→ Stated exercise: Your task is to output the data exactly as it stands.

★ ★ ★

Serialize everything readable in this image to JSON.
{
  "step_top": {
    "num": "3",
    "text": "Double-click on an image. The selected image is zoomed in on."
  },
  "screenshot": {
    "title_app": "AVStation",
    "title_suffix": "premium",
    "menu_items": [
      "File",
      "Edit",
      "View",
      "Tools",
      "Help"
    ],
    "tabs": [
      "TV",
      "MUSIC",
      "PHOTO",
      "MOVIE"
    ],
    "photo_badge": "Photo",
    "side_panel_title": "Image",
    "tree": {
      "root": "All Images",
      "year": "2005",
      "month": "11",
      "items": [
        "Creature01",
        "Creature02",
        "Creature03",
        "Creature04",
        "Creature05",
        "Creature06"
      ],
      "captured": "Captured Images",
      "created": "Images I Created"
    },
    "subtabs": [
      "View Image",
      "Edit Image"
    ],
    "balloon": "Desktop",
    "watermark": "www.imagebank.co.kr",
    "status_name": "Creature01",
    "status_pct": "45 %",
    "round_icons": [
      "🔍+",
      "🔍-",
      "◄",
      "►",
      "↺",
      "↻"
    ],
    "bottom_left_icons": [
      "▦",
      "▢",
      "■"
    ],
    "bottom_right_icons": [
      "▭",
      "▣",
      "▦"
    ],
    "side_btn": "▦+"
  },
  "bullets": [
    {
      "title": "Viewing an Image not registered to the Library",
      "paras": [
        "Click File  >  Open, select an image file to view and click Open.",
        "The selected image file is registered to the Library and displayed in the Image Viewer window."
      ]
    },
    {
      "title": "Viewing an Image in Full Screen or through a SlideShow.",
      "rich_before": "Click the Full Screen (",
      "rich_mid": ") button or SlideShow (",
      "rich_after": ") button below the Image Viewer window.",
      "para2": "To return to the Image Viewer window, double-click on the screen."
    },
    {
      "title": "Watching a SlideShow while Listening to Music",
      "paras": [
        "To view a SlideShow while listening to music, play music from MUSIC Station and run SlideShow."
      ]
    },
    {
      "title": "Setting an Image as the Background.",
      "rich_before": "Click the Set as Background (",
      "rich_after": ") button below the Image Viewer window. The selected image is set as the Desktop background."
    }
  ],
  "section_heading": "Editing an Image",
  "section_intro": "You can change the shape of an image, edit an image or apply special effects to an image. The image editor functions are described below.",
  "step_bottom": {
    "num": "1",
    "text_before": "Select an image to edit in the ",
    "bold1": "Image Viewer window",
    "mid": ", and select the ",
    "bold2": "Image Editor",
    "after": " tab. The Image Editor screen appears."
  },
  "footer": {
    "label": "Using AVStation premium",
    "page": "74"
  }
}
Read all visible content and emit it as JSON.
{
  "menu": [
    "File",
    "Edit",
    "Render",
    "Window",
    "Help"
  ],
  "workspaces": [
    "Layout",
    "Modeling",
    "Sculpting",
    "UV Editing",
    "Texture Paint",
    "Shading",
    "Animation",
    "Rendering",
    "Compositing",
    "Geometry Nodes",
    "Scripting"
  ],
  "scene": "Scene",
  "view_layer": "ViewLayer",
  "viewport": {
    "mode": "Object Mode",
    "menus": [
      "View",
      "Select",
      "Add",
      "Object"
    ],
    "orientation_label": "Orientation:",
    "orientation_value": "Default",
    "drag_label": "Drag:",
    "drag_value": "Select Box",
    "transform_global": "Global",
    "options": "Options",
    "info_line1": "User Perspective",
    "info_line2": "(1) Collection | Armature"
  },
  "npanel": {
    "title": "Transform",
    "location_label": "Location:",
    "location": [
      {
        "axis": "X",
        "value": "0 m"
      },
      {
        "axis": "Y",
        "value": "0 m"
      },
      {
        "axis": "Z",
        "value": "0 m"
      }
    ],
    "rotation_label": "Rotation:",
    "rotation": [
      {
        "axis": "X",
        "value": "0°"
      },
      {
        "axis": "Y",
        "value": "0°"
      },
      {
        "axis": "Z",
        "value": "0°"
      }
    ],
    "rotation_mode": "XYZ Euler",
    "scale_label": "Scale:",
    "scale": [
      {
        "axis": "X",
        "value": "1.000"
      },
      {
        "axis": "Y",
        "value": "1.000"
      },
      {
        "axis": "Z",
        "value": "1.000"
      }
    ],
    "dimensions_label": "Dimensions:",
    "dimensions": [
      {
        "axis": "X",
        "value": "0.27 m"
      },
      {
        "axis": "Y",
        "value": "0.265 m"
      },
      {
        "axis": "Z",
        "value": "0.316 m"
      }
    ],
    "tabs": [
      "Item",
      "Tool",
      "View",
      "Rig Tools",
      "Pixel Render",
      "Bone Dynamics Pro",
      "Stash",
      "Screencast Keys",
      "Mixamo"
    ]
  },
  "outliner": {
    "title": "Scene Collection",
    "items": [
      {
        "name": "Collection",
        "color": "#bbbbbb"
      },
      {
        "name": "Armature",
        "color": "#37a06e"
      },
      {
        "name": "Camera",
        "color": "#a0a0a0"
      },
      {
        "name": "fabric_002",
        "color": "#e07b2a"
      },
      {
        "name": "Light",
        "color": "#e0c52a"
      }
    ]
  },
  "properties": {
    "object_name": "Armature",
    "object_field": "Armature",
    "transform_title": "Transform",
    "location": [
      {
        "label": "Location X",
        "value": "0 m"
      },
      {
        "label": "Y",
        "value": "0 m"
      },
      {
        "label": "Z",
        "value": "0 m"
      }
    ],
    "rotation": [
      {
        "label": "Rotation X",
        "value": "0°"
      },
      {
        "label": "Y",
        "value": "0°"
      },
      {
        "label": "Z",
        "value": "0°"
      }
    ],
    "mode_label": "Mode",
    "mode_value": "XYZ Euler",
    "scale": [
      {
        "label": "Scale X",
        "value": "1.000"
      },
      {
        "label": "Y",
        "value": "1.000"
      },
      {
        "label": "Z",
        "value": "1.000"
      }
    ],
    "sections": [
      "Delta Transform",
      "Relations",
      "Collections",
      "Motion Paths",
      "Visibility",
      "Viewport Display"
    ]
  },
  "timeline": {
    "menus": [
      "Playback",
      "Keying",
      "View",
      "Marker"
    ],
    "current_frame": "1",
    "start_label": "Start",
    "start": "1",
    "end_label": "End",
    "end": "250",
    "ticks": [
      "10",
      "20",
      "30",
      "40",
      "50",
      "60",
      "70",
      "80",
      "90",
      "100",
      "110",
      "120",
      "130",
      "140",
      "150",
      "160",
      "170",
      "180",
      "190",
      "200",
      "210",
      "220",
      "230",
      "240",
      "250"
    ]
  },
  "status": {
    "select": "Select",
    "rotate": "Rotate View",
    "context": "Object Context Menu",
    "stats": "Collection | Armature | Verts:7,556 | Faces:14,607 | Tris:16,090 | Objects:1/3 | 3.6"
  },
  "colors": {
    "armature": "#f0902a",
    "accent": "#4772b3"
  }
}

★ ★ ★

→ Correct result:
Serialize everything readable in this image to JSON.
{
  "step_top": {
    "num": "3",
    "text": "Double-click on an image. The selected image is zoomed in on."
  },
  "screenshot": {
    "title_app": "AVStation",
    "title_suffix": "premium",
    "menu_items": [
      "File",
      "Edit",
      "View",
      "Tools",
      "Help"
    ],
    "tabs": [
      "TV",
      "MUSIC",
      "PHOTO",
      "MOVIE"
    ],
    "photo_badge": "Photo",
    "side_panel_title": "Image",
    "tree": {
      "root": "All Images",
      "year": "2005",
      "month": "11",
      "items": [
        "Creature01",
        "Creature02",
        "Creature03",
        "Creature04",
        "Creature05",
        "Creature06"
      ],
      "captured": "Captured Images",
      "created": "Images I Created"
    },
    "subtabs": [
      "View Image",
      "Edit Image"
    ],
    "balloon": "Desktop",
    "watermark": "www.imagebank.co.kr",
    "status_name": "Creature01",
    "status_pct": "45 %",
    "round_icons": [
      "🔍+",
      "🔍-",
      "◄",
      "►",
      "↺",
      "↻"
    ],
    "bottom_left_icons": [
      "▦",
      "▢",
      "■"
    ],
    "bottom_right_icons": [
      "▭",
      "▣",
      "▦"
    ],
    "side_btn": "▦+"
  },
  "bullets": [
    {
      "title": "Viewing an Image not registered to the Library",
      "paras": [
        "Click File  >  Open, select an image file to view and click Open.",
        "The selected image file is registered to the Library and displayed in the Image Viewer window."
      ]
    },
    {
      "title": "Viewing an Image in Full Screen or through a SlideShow.",
      "rich_before": "Click the Full Screen (",
      "rich_mid": ") button or SlideShow (",
      "rich_after": ") button below the Image Viewer window.",
      "para2": "To return to the Image Viewer window, double-click on the screen."
    },
    {
      "title": "Watching a SlideShow while Listening to Music",
      "paras": [
        "To view a SlideShow while listening to music, play music from MUSIC Station and run SlideShow."
      ]
    },
    {
      "title": "Setting an Image as the Background.",
      "rich_before": "Click the Set as Background (",
      "rich_after": ") button below the Image Viewer window. The selected image is set as the Desktop background."
    }
  ],
  "section_heading": "Editing an Image",
  "section_intro": "You can change the shape of an image, edit an image or apply special effects to an image. The image editor functions are described below.",
  "step_bottom": {
    "num": "1",
    "text_before": "Select an image to edit in the ",
    "bold1": "Image Viewer window",
    "mid": ", and select the ",
    "bold2": "Image Editor",
    "after": " tab. The Image Editor screen appears."
  },
  "footer": {
    "label": "Using AVStation premium",
    "page": "74"
  }
}
Read all visible content and emit it as JSON.
{
  "menu": [
    "File",
    "Edit",
    "Render",
    "Window",
    "Help"
  ],
  "workspaces": [
    "Layout",
    "Modeling",
    "Sculpting",
    "UV Editing",
    "Texture Paint",
    "Shading",
    "Animation",
    "Rendering",
    "Compositing",
    "Geometry Nodes",
    "Scripting"
  ],
  "scene": "Scene",
  "view_layer": "ViewLayer",
  "viewport": {
    "mode": "Object Mode",
    "menus": [
      "View",
      "Select",
      "Add",
      "Object"
    ],
    "orientation_label": "Orientation:",
    "orientation_value": "Default",
    "drag_label": "Drag:",
    "drag_value": "Select Box",
    "transform_global": "Global",
    "options": "Options",
    "info_line1": "User Perspective",
    "info_line2": "(1) Collection | Armature"
  },
  "npanel": {
    "title": "Transform",
    "location_label": "Location:",
    "location": [
      {
        "axis": "X",
        "value": "0 m"
      },
      {
        "axis": "Y",
        "value": "0 m"
      },
      {
        "axis": "Z",
        "value": "0 m"
      }
    ],
    "rotation_label": "Rotation:",
    "rotation": [
      {
        "axis": "X",
        "value": "0°"
      },
      {
        "axis": "Y",
        "value": "0°"
      },
      {
        "axis": "Z",
        "value": "0°"
      }
    ],
    "rotation_mode": "XYZ Euler",
    "scale_label": "Scale:",
    "scale": [
      {
        "axis": "X",
        "value": "1.000"
      },
      {
        "axis": "Y",
        "value": "1.000"
      },
      {
        "axis": "Z",
        "value": "1.000"
      }
    ],
    "dimensions_label": "Dimensions:",
    "dimensions": [
      {
        "axis": "X",
        "value": "0.27 m"
      },
      {
        "axis": "Y",
        "value": "0.265 m"
      },
      {
        "axis": "Z",
        "value": "0.316 m"
      }
    ],
    "tabs": [
      "Item",
      "Tool",
      "View",
      "Rig Tools",
      "Pixel Render",
      "Bone Dynamics Pro",
      "Stash",
      "Screencast Keys",
      "Mixamo"
    ]
  },
  "outliner": {
    "title": "Scene Collection",
    "items": [
      {
        "name": "Collection",
        "color": "#bbbbbb"
      },
      {
        "name": "Armature",
        "color": "#37a06e"
      },
      {
        "name": "Camera",
        "color": "#a0a0a0"
      },
      {
        "name": "fabric_002",
        "color": "#e07b2a"
      },
      {
        "name": "Light",
        "color": "#e0c52a"
      }
    ]
  },
  "properties": {
    "object_name": "Armature",
    "object_field": "Armature",
    "transform_title": "Transform",
    "location": [
      {
        "label": "Location X",
        "value": "0 m"
      },
      {
        "label": "Y",
        "value": "0 m"
      },
      {
        "label": "Z",
        "value": "0 m"
      }
    ],
    "rotation": [
      {
        "label": "Rotation X",
        "value": "0°"
      },
      {
        "label": "Y",
        "value": "0°"
      },
      {
        "label": "Z",
        "value": "0°"
      }
    ],
    "mode_label": "Mode",
    "mode_value": "XYZ Euler",
    "scale": [
      {
        "label": "Scale X",
        "value": "1.000"
      },
      {
        "label": "Y",
        "value": "1.000"
      },
      {
        "label": "Z",
        "value": "1.000"
      }
    ],
    "sections": [
      "Delta Transform",
      "Relations",
      "Collections",
      "Motion Paths",
      "Visibility",
      "Viewport Display"
    ]
  },
  "timeline": {
    "menus": [
      "Playback",
      "Keying",
      "View",
      "Marker"
    ],
    "current_frame": "1",
    "start_label": "Start",
    "start": "1",
    "end_label": "End",
    "end": "250",
    "ticks": [
      "10",
      "20",
      "30",
      "40",
      "50",
      "60",
      "70",
      "80",
      "90",
      "100",
      "110",
      "120",
      "130",
      "140",
      "150",
      "160",
      "170",
      "180",
      "190",
      "200",
      "210",
      "220",
      "230",
      "240",
      "250"
    ]
  },
  "status": {
    "select": "Select",
    "rotate": "Rotate View",
    "context": "Object Context Menu",
    "stats": "Collection | Armature | Verts:7,556 | Faces:14,607 | Tris:16,090 | Objects:1/3 | 3.6"
  },
  "colors": {
    "armature": "#f0902a",
    "accent": "#4772b3"
  }
}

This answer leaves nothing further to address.